**What needs to be done**
Copy every line of the listing below word for word, with nothing changed.

— Start Records provided —

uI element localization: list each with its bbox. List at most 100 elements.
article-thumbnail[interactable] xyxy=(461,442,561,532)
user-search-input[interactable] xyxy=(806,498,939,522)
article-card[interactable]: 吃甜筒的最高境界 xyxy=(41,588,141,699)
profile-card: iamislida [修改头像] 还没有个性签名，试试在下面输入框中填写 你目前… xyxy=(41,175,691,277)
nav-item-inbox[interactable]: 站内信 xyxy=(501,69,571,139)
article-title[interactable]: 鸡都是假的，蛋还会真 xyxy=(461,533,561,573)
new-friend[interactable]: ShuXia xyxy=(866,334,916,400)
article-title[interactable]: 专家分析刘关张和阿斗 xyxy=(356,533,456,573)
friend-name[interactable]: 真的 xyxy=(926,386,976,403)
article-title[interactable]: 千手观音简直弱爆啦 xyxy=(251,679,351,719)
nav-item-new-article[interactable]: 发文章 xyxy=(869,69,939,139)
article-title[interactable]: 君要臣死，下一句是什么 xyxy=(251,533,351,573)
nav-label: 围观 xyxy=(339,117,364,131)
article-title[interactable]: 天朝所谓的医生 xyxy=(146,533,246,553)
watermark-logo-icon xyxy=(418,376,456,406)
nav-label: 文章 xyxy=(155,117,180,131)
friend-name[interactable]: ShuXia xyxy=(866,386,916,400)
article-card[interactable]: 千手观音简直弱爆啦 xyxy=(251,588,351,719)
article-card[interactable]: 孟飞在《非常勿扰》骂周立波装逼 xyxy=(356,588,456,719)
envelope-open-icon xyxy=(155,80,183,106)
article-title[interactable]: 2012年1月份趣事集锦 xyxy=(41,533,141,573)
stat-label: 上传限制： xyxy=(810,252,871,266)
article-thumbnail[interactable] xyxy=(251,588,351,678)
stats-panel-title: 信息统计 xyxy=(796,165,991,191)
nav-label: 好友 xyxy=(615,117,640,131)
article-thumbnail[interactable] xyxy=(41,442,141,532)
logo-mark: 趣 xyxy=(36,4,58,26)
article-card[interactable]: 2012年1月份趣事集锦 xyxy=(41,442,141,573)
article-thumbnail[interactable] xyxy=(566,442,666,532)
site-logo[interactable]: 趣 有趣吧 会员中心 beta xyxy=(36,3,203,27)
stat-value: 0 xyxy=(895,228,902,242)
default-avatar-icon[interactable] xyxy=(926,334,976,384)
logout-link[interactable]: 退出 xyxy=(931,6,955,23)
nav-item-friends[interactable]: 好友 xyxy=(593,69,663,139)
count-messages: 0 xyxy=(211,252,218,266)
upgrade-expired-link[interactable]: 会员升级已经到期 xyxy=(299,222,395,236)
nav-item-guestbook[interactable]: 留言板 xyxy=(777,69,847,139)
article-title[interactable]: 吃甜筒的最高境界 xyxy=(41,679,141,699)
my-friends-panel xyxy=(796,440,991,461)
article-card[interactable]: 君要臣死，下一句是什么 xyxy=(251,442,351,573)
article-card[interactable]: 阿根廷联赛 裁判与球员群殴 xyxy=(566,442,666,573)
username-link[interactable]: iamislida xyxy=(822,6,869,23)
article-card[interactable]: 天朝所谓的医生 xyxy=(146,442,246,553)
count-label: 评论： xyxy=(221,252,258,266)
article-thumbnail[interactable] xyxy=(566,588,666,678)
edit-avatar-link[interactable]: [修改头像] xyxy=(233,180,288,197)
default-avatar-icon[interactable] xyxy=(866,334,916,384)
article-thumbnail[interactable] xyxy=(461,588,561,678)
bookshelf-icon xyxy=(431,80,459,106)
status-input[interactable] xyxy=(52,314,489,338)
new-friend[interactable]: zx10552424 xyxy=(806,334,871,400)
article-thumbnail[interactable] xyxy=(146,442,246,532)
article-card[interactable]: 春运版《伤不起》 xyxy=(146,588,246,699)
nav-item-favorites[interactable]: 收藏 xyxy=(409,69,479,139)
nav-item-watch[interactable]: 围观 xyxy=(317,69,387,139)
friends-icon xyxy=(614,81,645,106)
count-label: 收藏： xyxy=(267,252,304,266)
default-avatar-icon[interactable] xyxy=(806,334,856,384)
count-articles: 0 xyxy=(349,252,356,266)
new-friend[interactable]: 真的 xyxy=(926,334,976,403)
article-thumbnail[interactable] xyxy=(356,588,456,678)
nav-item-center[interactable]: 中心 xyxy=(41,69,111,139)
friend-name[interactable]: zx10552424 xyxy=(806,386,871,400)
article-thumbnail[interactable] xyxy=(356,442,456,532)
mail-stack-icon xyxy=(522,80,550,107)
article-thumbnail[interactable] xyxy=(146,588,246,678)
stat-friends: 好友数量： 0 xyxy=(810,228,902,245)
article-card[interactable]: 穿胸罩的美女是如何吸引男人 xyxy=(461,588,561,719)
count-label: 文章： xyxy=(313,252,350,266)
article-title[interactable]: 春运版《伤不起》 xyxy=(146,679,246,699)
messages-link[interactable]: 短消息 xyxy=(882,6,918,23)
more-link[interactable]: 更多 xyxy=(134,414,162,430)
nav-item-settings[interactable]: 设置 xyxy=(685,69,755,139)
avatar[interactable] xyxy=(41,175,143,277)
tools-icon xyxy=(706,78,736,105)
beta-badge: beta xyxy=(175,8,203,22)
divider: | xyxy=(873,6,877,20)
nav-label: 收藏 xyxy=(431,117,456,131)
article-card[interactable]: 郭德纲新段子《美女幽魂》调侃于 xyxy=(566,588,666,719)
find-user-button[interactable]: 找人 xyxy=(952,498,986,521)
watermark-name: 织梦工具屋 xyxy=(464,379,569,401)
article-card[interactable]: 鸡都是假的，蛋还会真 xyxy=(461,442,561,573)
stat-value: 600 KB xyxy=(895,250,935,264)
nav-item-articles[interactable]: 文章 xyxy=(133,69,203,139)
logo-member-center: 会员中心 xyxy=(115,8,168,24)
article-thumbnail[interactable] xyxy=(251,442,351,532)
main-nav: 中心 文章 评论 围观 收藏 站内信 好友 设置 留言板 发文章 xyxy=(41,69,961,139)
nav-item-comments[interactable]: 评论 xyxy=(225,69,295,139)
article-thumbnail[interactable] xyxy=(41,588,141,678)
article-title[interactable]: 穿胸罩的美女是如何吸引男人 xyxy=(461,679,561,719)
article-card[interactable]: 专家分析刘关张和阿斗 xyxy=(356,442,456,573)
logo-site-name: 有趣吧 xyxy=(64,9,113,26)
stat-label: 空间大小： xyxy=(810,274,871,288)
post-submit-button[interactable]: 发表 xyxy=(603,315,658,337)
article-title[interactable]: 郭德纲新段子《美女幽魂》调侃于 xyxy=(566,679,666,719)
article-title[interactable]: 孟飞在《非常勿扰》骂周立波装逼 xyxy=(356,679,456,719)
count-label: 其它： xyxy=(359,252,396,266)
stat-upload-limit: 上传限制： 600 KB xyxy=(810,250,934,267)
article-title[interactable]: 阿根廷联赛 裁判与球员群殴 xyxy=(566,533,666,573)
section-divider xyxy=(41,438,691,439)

— End Records provided —

**Solution**
uI element localization: list each with its bbox. List at most 100 elements.
article-thumbnail[interactable] xyxy=(461,442,561,532)
user-search-input[interactable] xyxy=(806,498,939,522)
article-card[interactable]: 吃甜筒的最高境界 xyxy=(41,588,141,699)
profile-card: iamislida [修改头像] 还没有个性签名，试试在下面输入框中填写 你目前… xyxy=(41,175,691,277)
nav-item-inbox[interactable]: 站内信 xyxy=(501,69,571,139)
article-title[interactable]: 鸡都是假的，蛋还会真 xyxy=(461,533,561,573)
new-friend[interactable]: ShuXia xyxy=(866,334,916,400)
article-title[interactable]: 专家分析刘关张和阿斗 xyxy=(356,533,456,573)
friend-name[interactable]: 真的 xyxy=(926,386,976,403)
article-title[interactable]: 千手观音简直弱爆啦 xyxy=(251,679,351,719)
nav-item-new-article[interactable]: 发文章 xyxy=(869,69,939,139)
article-title[interactable]: 君要臣死，下一句是什么 xyxy=(251,533,351,573)
nav-label: 围观 xyxy=(339,117,364,131)
article-title[interactable]: 天朝所谓的医生 xyxy=(146,533,246,553)
watermark-logo-icon xyxy=(418,376,456,406)
nav-label: 文章 xyxy=(155,117,180,131)
friend-name[interactable]: ShuXia xyxy=(866,386,916,400)
article-card[interactable]: 千手观音简直弱爆啦 xyxy=(251,588,351,719)
article-card[interactable]: 孟飞在《非常勿扰》骂周立波装逼 xyxy=(356,588,456,719)
envelope-open-icon xyxy=(155,80,183,106)
article-title[interactable]: 2012年1月份趣事集锦 xyxy=(41,533,141,573)
stat-label: 上传限制： xyxy=(810,252,871,266)
article-thumbnail[interactable] xyxy=(251,588,351,678)
stats-panel-title: 信息统计 xyxy=(796,165,991,191)
nav-label: 好友 xyxy=(615,117,640,131)
article-thumbnail[interactable] xyxy=(41,442,141,532)
logo-mark: 趣 xyxy=(36,4,58,26)
article-card[interactable]: 2012年1月份趣事集锦 xyxy=(41,442,141,573)
article-thumbnail[interactable] xyxy=(566,442,666,532)
site-logo[interactable]: 趣 有趣吧 会员中心 beta xyxy=(36,3,203,27)
stat-value: 0 xyxy=(895,228,902,242)
default-avatar-icon[interactable] xyxy=(926,334,976,384)
logout-link[interactable]: 退出 xyxy=(931,6,955,23)
nav-item-friends[interactable]: 好友 xyxy=(593,69,663,139)
count-messages: 0 xyxy=(211,252,218,266)
upgrade-expired-link[interactable]: 会员升级已经到期 xyxy=(299,222,395,236)
nav-item-guestbook[interactable]: 留言板 xyxy=(777,69,847,139)
article-title[interactable]: 吃甜筒的最高境界 xyxy=(41,679,141,699)
my-friends-panel xyxy=(796,440,991,461)
article-card[interactable]: 君要臣死，下一句是什么 xyxy=(251,442,351,573)
article-card[interactable]: 阿根廷联赛 裁判与球员群殴 xyxy=(566,442,666,573)
username-link[interactable]: iamislida xyxy=(822,6,869,23)
article-card[interactable]: 天朝所谓的医生 xyxy=(146,442,246,553)
count-label: 评论： xyxy=(221,252,258,266)
article-thumbnail[interactable] xyxy=(566,588,666,678)
edit-avatar-link[interactable]: [修改头像] xyxy=(233,180,288,197)
default-avatar-icon[interactable] xyxy=(866,334,916,384)
article-thumbnail[interactable] xyxy=(461,588,561,678)
bookshelf-icon xyxy=(431,80,459,106)
status-input[interactable] xyxy=(52,314,489,338)
new-friend[interactable]: zx10552424 xyxy=(806,334,871,400)
article-thumbnail[interactable] xyxy=(146,442,246,532)
article-card[interactable]: 春运版《伤不起》 xyxy=(146,588,246,699)
nav-item-favorites[interactable]: 收藏 xyxy=(409,69,479,139)
nav-item-watch[interactable]: 围观 xyxy=(317,69,387,139)
friends-icon xyxy=(614,81,645,106)
count-label: 收藏： xyxy=(267,252,304,266)
default-avatar-icon[interactable] xyxy=(806,334,856,384)
count-articles: 0 xyxy=(349,252,356,266)
new-friend[interactable]: 真的 xyxy=(926,334,976,403)
article-thumbnail[interactable] xyxy=(356,588,456,678)
nav-item-center[interactable]: 中心 xyxy=(41,69,111,139)
friend-name[interactable]: zx10552424 xyxy=(806,386,871,400)
article-thumbnail[interactable] xyxy=(356,442,456,532)
mail-stack-icon xyxy=(522,80,550,107)
article-thumbnail[interactable] xyxy=(146,588,246,678)
stat-friends: 好友数量： 0 xyxy=(810,228,902,245)
article-card[interactable]: 穿胸罩的美女是如何吸引男人 xyxy=(461,588,561,719)
count-label: 文章： xyxy=(313,252,350,266)
article-title[interactable]: 春运版《伤不起》 xyxy=(146,679,246,699)
messages-link[interactable]: 短消息 xyxy=(882,6,918,23)
more-link[interactable]: 更多 xyxy=(134,414,162,430)
nav-item-settings[interactable]: 设置 xyxy=(685,69,755,139)
avatar[interactable] xyxy=(41,175,143,277)
tools-icon xyxy=(706,78,736,105)
beta-badge: beta xyxy=(175,8,203,22)
divider: | xyxy=(873,6,877,20)
nav-label: 收藏 xyxy=(431,117,456,131)
article-card[interactable]: 郭德纲新段子《美女幽魂》调侃于 xyxy=(566,588,666,719)
find-user-button[interactable]: 找人 xyxy=(952,498,986,521)
watermark-name: 织梦工具屋 xyxy=(464,379,569,401)
article-card[interactable]: 鸡都是假的，蛋还会真 xyxy=(461,442,561,573)
stat-value: 600 KB xyxy=(895,250,935,264)
nav-item-articles[interactable]: 文章 xyxy=(133,69,203,139)
logo-member-center: 会员中心 xyxy=(115,8,168,24)
article-thumbnail[interactable] xyxy=(251,442,351,532)
main-nav: 中心 文章 评论 围观 收藏 站内信 好友 设置 留言板 发文章 xyxy=(41,69,961,139)
nav-item-comments[interactable]: 评论 xyxy=(225,69,295,139)
article-thumbnail[interactable] xyxy=(41,588,141,678)
article-title[interactable]: 穿胸罩的美女是如何吸引男人 xyxy=(461,679,561,719)
article-card[interactable]: 专家分析刘关张和阿斗 xyxy=(356,442,456,573)
logo-site-name: 有趣吧 xyxy=(64,9,113,26)
stat-label: 空间大小： xyxy=(810,274,871,288)
post-submit-button[interactable]: 发表 xyxy=(603,315,658,337)
article-title[interactable]: 郭德纲新段子《美女幽魂》调侃于 xyxy=(566,679,666,719)
article-title[interactable]: 孟飞在《非常勿扰》骂周立波装逼 xyxy=(356,679,456,719)
count-label: 其它： xyxy=(359,252,396,266)
stat-upload-limit: 上传限制： 600 KB xyxy=(810,250,934,267)
article-title[interactable]: 阿根廷联赛 裁判与球员群殴 xyxy=(566,533,666,573)
section-divider xyxy=(41,438,691,439)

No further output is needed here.